• _Short exercise_
Where a line of the material contains the string "Metrología", copy that line.

::: Data in this exercise

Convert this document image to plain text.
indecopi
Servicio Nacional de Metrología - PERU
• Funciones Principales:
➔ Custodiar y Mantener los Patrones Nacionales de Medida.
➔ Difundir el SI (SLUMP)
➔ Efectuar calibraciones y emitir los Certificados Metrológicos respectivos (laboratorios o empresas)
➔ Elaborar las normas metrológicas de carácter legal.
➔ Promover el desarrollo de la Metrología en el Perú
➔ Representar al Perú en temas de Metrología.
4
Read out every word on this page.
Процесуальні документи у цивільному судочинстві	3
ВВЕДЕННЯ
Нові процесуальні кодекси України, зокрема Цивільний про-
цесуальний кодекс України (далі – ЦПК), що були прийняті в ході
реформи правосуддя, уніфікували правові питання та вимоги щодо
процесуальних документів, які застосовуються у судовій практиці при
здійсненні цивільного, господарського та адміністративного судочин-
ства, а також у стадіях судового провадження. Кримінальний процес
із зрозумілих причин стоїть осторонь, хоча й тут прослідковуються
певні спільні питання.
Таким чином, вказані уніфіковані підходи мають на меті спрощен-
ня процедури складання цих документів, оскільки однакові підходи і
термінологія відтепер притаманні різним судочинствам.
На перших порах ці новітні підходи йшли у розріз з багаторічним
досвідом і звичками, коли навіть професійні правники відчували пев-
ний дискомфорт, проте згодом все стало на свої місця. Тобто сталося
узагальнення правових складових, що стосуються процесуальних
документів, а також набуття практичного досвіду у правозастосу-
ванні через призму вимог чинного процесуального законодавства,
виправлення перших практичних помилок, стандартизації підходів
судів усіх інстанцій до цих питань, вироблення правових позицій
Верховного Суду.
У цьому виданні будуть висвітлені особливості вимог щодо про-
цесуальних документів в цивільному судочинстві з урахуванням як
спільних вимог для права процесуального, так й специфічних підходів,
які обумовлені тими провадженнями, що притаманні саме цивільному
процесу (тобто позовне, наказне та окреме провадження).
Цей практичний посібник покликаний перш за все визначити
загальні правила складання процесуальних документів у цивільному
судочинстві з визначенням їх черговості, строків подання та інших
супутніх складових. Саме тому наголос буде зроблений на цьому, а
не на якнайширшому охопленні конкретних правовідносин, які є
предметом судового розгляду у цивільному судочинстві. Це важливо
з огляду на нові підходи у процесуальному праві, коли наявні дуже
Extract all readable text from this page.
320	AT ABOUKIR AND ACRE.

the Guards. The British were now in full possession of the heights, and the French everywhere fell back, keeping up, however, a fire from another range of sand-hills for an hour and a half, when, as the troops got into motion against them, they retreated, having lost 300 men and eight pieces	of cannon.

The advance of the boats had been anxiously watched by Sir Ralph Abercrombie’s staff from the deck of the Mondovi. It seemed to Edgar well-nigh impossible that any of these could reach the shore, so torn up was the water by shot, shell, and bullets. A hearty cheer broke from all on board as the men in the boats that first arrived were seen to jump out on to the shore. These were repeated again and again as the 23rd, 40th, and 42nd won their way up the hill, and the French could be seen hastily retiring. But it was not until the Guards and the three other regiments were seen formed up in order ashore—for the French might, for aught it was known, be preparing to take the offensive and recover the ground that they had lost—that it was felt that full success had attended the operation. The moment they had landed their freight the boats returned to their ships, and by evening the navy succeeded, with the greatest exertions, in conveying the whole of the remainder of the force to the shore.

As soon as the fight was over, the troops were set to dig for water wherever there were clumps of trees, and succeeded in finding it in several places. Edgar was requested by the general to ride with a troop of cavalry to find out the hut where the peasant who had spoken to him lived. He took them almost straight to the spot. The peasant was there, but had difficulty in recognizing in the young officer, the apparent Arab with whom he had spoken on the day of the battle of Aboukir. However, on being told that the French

::::::

• _Result of this task_
Servicio Nacional de Metrología - PERU
➔ Promover el desarrollo de la Metrología en el Perú
➔ Representar al Perú en temas de Metrología.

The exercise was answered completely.